### SET EXERCISE
Write out the records that appear below, verbatim and complete, but without pictures.

[Start of MATERIAL PROVIDED]

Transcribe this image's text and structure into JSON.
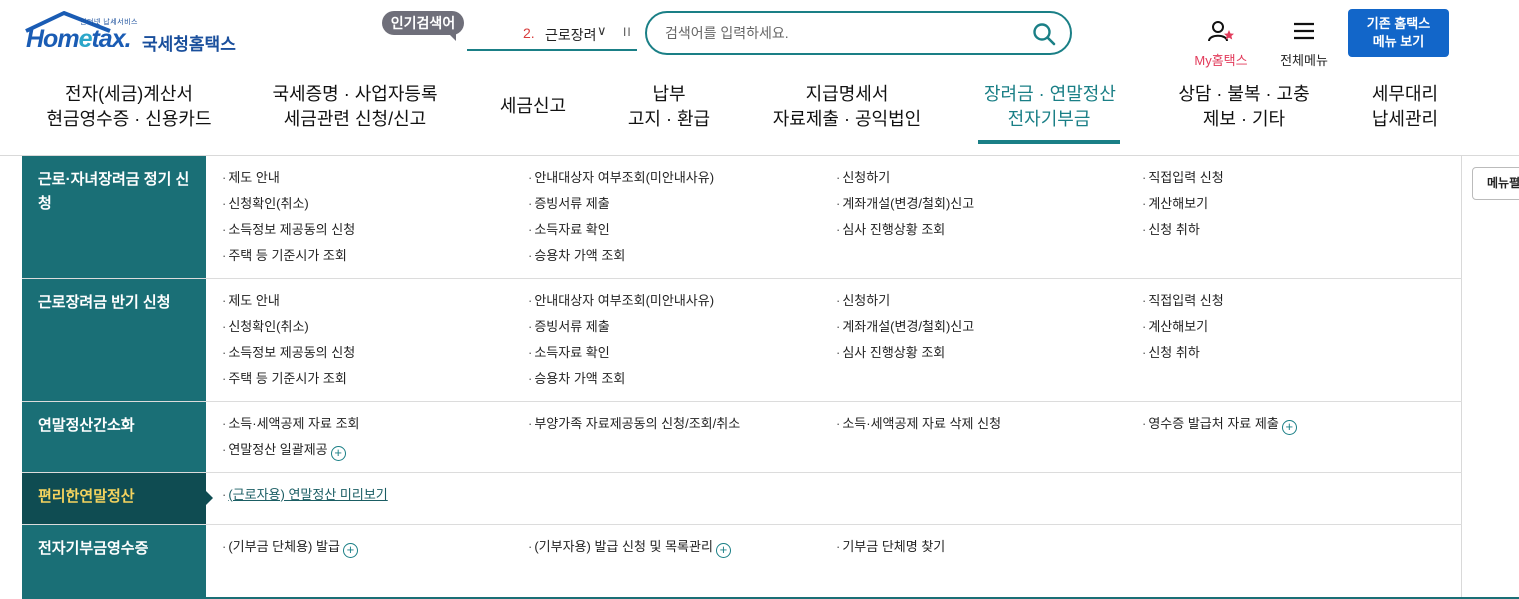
{
  "header": {
    "logo": {
      "sub": "인터넷 납세서비스",
      "brand_a": "Hom",
      "brand_e": "e",
      "brand_b": "tax.",
      "name": "국세청홈택스"
    },
    "popular": {
      "badge": "인기검색어",
      "rank": "2.",
      "keyword": "근로장려",
      "chevron": "∨",
      "pause": "II"
    },
    "search": {
      "placeholder": "검색어를 입력하세요.",
      "icon": "search-icon"
    },
    "my_hometax": {
      "label": "My홈택스",
      "icon": "user-star-icon"
    },
    "all_menu": {
      "label": "전체메뉴",
      "icon": "hamburger-icon"
    },
    "legacy_button": "기존 홈택스\n메뉴 보기"
  },
  "gnb": [
    {
      "line1": "전자(세금)계산서",
      "line2": "현금영수증 · 신용카드"
    },
    {
      "line1": "국세증명 · 사업자등록",
      "line2": "세금관련 신청/신고"
    },
    {
      "line1": "세금신고",
      "line2": ""
    },
    {
      "line1": "납부",
      "line2": "고지 · 환급"
    },
    {
      "line1": "지급명세서",
      "line2": "자료제출 · 공익법인"
    },
    {
      "line1": "장려금 · 연말정산",
      "line2": "전자기부금",
      "active": true
    },
    {
      "line1": "상담 · 불복 · 고충",
      "line2": "제보 · 기타"
    },
    {
      "line1": "세무대리",
      "line2": "납세관리"
    }
  ],
  "mega": {
    "rows": [
      {
        "category": "근로·자녀장려금 정기 신청",
        "items": [
          [
            "제도 안내",
            "안내대상자 여부조회(미안내사유)",
            "신청하기",
            "직접입력 신청"
          ],
          [
            "신청확인(취소)",
            "증빙서류 제출",
            "계좌개설(변경/철회)신고",
            "계산해보기"
          ],
          [
            "소득정보 제공동의 신청",
            "소득자료 확인",
            "심사 진행상황 조회",
            "신청 취하"
          ],
          [
            "주택 등 기준시가 조회",
            "승용차 가액 조회"
          ]
        ]
      },
      {
        "category": "근로장려금 반기 신청",
        "items": [
          [
            "제도 안내",
            "안내대상자 여부조회(미안내사유)",
            "신청하기",
            "직접입력 신청"
          ],
          [
            "신청확인(취소)",
            "증빙서류 제출",
            "계좌개설(변경/철회)신고",
            "계산해보기"
          ],
          [
            "소득정보 제공동의 신청",
            "소득자료 확인",
            "심사 진행상황 조회",
            "신청 취하"
          ],
          [
            "주택 등 기준시가 조회",
            "승용차 가액 조회"
          ]
        ]
      },
      {
        "category": "연말정산간소화",
        "items": [
          [
            "소득·세액공제 자료 조회",
            "부양가족 자료제공동의 신청/조회/취소",
            "소득·세액공제 자료 삭제 신청",
            "영수증 발급처 자료 제출"
          ],
          [
            "연말정산 일괄제공"
          ]
        ]
      },
      {
        "category": "편리한연말정산",
        "items": [
          [
            "(근로자용) 연말정산 미리보기"
          ]
        ]
      },
      {
        "category": "전자기부금영수증",
        "items": [
          [
            "(기부금 단체용) 발급",
            "(기부자용) 발급 신청 및 목록관리",
            "기부금 단체명 찾기"
          ]
        ]
      }
    ],
    "plus_symbol": "+",
    "bullet": "·"
  },
  "side_button": "메뉴펼"
}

[End of MATERIAL PROVIDED]

### TASK SOLUTION
Transcribe this image's text and structure into JSON.
{
  "header": {
    "logo": {
      "sub": "인터넷 납세서비스",
      "brand_a": "Hom",
      "brand_e": "e",
      "brand_b": "tax.",
      "name": "국세청홈택스"
    },
    "popular": {
      "badge": "인기검색어",
      "rank": "2.",
      "keyword": "근로장려",
      "chevron": "∨",
      "pause": "II"
    },
    "search": {
      "placeholder": "검색어를 입력하세요.",
      "icon": "search-icon"
    },
    "my_hometax": {
      "label": "My홈택스",
      "icon": "user-star-icon"
    },
    "all_menu": {
      "label": "전체메뉴",
      "icon": "hamburger-icon"
    },
    "legacy_button": "기존 홈택스\n메뉴 보기"
  },
  "gnb": [
    {
      "line1": "전자(세금)계산서",
      "line2": "현금영수증 · 신용카드"
    },
    {
      "line1": "국세증명 · 사업자등록",
      "line2": "세금관련 신청/신고"
    },
    {
      "line1": "세금신고",
      "line2": ""
    },
    {
      "line1": "납부",
      "line2": "고지 · 환급"
    },
    {
      "line1": "지급명세서",
      "line2": "자료제출 · 공익법인"
    },
    {
      "line1": "장려금 · 연말정산",
      "line2": "전자기부금",
      "active": true
    },
    {
      "line1": "상담 · 불복 · 고충",
      "line2": "제보 · 기타"
    },
    {
      "line1": "세무대리",
      "line2": "납세관리"
    }
  ],
  "mega": {
    "rows": [
      {
        "category": "근로·자녀장려금 정기 신청",
        "items": [
          [
            "제도 안내",
            "안내대상자 여부조회(미안내사유)",
            "신청하기",
            "직접입력 신청"
          ],
          [
            "신청확인(취소)",
            "증빙서류 제출",
            "계좌개설(변경/철회)신고",
            "계산해보기"
          ],
          [
            "소득정보 제공동의 신청",
            "소득자료 확인",
            "심사 진행상황 조회",
            "신청 취하"
          ],
          [
            "주택 등 기준시가 조회",
            "승용차 가액 조회"
          ]
        ]
      },
      {
        "category": "근로장려금 반기 신청",
        "items": [
          [
            "제도 안내",
            "안내대상자 여부조회(미안내사유)",
            "신청하기",
            "직접입력 신청"
          ],
          [
            "신청확인(취소)",
            "증빙서류 제출",
            "계좌개설(변경/철회)신고",
            "계산해보기"
          ],
          [
            "소득정보 제공동의 신청",
            "소득자료 확인",
            "심사 진행상황 조회",
            "신청 취하"
          ],
          [
            "주택 등 기준시가 조회",
            "승용차 가액 조회"
          ]
        ]
      },
      {
        "category": "연말정산간소화",
        "items": [
          [
            "소득·세액공제 자료 조회",
            "부양가족 자료제공동의 신청/조회/취소",
            "소득·세액공제 자료 삭제 신청",
            "영수증 발급처 자료 제출"
          ],
          [
            "연말정산 일괄제공"
          ]
        ]
      },
      {
        "category": "편리한연말정산",
        "items": [
          [
            "(근로자용) 연말정산 미리보기"
          ]
        ]
      },
      {
        "category": "전자기부금영수증",
        "items": [
          [
            "(기부금 단체용) 발급",
            "(기부자용) 발급 신청 및 목록관리",
            "기부금 단체명 찾기"
          ]
        ]
      }
    ],
    "plus_symbol": "+",
    "bullet": "·"
  },
  "side_button": "메뉴펼"
}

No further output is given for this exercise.